Dataset records:
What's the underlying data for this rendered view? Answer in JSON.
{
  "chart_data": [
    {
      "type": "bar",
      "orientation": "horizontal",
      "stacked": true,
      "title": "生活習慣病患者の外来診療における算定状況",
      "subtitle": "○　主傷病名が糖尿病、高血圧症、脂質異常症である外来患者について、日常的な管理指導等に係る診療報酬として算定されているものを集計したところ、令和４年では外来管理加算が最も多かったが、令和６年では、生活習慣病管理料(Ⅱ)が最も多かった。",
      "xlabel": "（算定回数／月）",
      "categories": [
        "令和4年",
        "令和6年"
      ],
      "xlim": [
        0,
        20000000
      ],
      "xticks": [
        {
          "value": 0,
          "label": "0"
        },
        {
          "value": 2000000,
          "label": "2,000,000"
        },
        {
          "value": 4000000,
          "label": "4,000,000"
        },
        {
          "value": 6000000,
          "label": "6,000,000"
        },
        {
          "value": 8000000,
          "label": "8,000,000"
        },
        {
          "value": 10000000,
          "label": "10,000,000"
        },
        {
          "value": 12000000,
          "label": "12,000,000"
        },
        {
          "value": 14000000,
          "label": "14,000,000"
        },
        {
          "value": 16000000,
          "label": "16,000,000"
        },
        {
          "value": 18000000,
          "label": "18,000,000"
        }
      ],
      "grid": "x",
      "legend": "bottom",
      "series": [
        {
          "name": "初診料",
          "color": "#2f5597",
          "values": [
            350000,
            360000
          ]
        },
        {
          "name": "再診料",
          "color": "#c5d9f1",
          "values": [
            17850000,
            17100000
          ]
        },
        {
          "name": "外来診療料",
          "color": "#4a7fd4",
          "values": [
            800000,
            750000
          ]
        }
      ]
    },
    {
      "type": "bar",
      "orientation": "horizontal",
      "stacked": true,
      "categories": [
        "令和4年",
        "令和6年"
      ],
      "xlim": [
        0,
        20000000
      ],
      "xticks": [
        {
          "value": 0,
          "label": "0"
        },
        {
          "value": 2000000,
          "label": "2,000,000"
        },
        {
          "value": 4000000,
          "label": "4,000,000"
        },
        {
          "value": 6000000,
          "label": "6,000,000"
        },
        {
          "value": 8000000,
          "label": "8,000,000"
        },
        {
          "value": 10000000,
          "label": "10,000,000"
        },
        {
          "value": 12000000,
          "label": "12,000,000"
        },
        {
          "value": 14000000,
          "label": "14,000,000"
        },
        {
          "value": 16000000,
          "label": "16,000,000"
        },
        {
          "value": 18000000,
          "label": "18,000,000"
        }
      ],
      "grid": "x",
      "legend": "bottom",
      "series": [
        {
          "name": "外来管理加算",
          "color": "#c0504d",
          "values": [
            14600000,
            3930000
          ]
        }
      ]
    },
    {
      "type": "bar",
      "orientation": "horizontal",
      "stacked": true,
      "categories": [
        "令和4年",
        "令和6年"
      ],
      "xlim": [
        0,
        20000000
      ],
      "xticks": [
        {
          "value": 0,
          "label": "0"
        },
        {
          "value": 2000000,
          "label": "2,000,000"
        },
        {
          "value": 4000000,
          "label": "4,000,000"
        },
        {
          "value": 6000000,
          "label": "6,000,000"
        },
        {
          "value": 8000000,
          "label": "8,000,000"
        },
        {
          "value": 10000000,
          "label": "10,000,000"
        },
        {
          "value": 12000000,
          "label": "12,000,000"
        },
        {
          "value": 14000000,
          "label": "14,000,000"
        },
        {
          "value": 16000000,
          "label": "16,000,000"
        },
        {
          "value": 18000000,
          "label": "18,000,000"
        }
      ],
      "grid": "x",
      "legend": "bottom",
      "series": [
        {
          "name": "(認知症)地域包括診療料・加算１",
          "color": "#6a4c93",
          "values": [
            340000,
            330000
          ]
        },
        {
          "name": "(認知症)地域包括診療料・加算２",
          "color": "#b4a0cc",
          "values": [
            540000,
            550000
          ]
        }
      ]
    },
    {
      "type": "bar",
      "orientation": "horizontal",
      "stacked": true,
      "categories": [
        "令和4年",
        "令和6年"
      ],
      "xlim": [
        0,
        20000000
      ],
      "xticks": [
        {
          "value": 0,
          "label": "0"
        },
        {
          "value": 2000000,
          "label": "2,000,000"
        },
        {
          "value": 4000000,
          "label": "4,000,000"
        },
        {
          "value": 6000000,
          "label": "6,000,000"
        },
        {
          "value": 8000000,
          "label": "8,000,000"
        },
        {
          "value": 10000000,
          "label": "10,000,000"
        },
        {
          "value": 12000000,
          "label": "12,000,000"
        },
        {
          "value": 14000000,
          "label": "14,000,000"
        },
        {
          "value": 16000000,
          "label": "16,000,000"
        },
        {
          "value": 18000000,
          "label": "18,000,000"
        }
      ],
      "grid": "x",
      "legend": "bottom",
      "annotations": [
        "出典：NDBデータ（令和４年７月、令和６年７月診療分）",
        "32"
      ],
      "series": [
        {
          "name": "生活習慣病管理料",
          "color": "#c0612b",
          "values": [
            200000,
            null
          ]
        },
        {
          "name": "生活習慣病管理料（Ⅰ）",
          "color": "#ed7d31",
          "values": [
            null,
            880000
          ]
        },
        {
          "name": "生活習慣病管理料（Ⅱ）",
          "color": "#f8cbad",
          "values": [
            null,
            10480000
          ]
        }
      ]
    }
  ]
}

Task prompt: Quote all the records exactly, please, leaving none out.

Exercise output:
What's the underlying data for this rendered view? Answer in JSON.
{
  "chart_data": [
    {
      "type": "bar",
      "orientation": "horizontal",
      "stacked": true,
      "title": "生活習慣病患者の外来診療における算定状況",
      "subtitle": "○　主傷病名が糖尿病、高血圧症、脂質異常症である外来患者について、日常的な管理指導等に係る診療報酬として算定されているものを集計したところ、令和４年では外来管理加算が最も多かったが、令和６年では、生活習慣病管理料(Ⅱ)が最も多かった。",
      "xlabel": "（算定回数／月）",
      "categories": [
        "令和4年",
        "令和6年"
      ],
      "xlim": [
        0,
        20000000
      ],
      "xticks": [
        {
          "value": 0,
          "label": "0"
        },
        {
          "value": 2000000,
          "label": "2,000,000"
        },
        {
          "value": 4000000,
          "label": "4,000,000"
        },
        {
          "value": 6000000,
          "label": "6,000,000"
        },
        {
          "value": 8000000,
          "label": "8,000,000"
        },
        {
          "value": 10000000,
          "label": "10,000,000"
        },
        {
          "value": 12000000,
          "label": "12,000,000"
        },
        {
          "value": 14000000,
          "label": "14,000,000"
        },
        {
          "value": 16000000,
          "label": "16,000,000"
        },
        {
          "value": 18000000,
          "label": "18,000,000"
        }
      ],
      "grid": "x",
      "legend": "bottom",
      "series": [
        {
          "name": "初診料",
          "color": "#2f5597",
          "values": [
            350000,
            360000
          ]
        },
        {
          "name": "再診料",
          "color": "#c5d9f1",
          "values": [
            17850000,
            17100000
          ]
        },
        {
          "name": "外来診療料",
          "color": "#4a7fd4",
          "values": [
            800000,
            750000
          ]
        }
      ]
    },
    {
      "type": "bar",
      "orientation": "horizontal",
      "stacked": true,
      "categories": [
        "令和4年",
        "令和6年"
      ],
      "xlim": [
        0,
        20000000
      ],
      "xticks": [
        {
          "value": 0,
          "label": "0"
        },
        {
          "value": 2000000,
          "label": "2,000,000"
        },
        {
          "value": 4000000,
          "label": "4,000,000"
        },
        {
          "value": 6000000,
          "label": "6,000,000"
        },
        {
          "value": 8000000,
          "label": "8,000,000"
        },
        {
          "value": 10000000,
          "label": "10,000,000"
        },
        {
          "value": 12000000,
          "label": "12,000,000"
        },
        {
          "value": 14000000,
          "label": "14,000,000"
        },
        {
          "value": 16000000,
          "label": "16,000,000"
        },
        {
          "value": 18000000,
          "label": "18,000,000"
        }
      ],
      "grid": "x",
      "legend": "bottom",
      "series": [
        {
          "name": "外来管理加算",
          "color": "#c0504d",
          "values": [
            14600000,
            3930000
          ]
        }
      ]
    },
    {
      "type": "bar",
      "orientation": "horizontal",
      "stacked": true,
      "categories": [
        "令和4年",
        "令和6年"
      ],
      "xlim": [
        0,
        20000000
      ],
      "xticks": [
        {
          "value": 0,
          "label": "0"
        },
        {
          "value": 2000000,
          "label": "2,000,000"
        },
        {
          "value": 4000000,
          "label": "4,000,000"
        },
        {
          "value": 6000000,
          "label": "6,000,000"
        },
        {
          "value": 8000000,
          "label": "8,000,000"
        },
        {
          "value": 10000000,
          "label": "10,000,000"
        },
        {
          "value": 12000000,
          "label": "12,000,000"
        },
        {
          "value": 14000000,
          "label": "14,000,000"
        },
        {
          "value": 16000000,
          "label": "16,000,000"
        },
        {
          "value": 18000000,
          "label": "18,000,000"
        }
      ],
      "grid": "x",
      "legend": "bottom",
      "series": [
        {
          "name": "(認知症)地域包括診療料・加算１",
          "color": "#6a4c93",
          "values": [
            340000,
            330000
          ]
        },
        {
          "name": "(認知症)地域包括診療料・加算２",
          "color": "#b4a0cc",
          "values": [
            540000,
            550000
          ]
        }
      ]
    },
    {
      "type": "bar",
      "orientation": "horizontal",
      "stacked": true,
      "categories": [
        "令和4年",
        "令和6年"
      ],
      "xlim": [
        0,
        20000000
      ],
      "xticks": [
        {
          "value": 0,
          "label": "0"
        },
        {
          "value": 2000000,
          "label": "2,000,000"
        },
        {
          "value": 4000000,
          "label": "4,000,000"
        },
        {
          "value": 6000000,
          "label": "6,000,000"
        },
        {
          "value": 8000000,
          "label": "8,000,000"
        },
        {
          "value": 10000000,
          "label": "10,000,000"
        },
        {
          "value": 12000000,
          "label": "12,000,000"
        },
        {
          "value": 14000000,
          "label": "14,000,000"
        },
        {
          "value": 16000000,
          "label": "16,000,000"
        },
        {
          "value": 18000000,
          "label": "18,000,000"
        }
      ],
      "grid": "x",
      "legend": "bottom",
      "annotations": [
        "出典：NDBデータ（令和４年７月、令和６年７月診療分）",
        "32"
      ],
      "series": [
        {
          "name": "生活習慣病管理料",
          "color": "#c0612b",
          "values": [
            200000,
            null
          ]
        },
        {
          "name": "生活習慣病管理料（Ⅰ）",
          "color": "#ed7d31",
          "values": [
            null,
            880000
          ]
        },
        {
          "name": "生活習慣病管理料（Ⅱ）",
          "color": "#f8cbad",
          "values": [
            null,
            10480000
          ]
        }
      ]
    }
  ]
}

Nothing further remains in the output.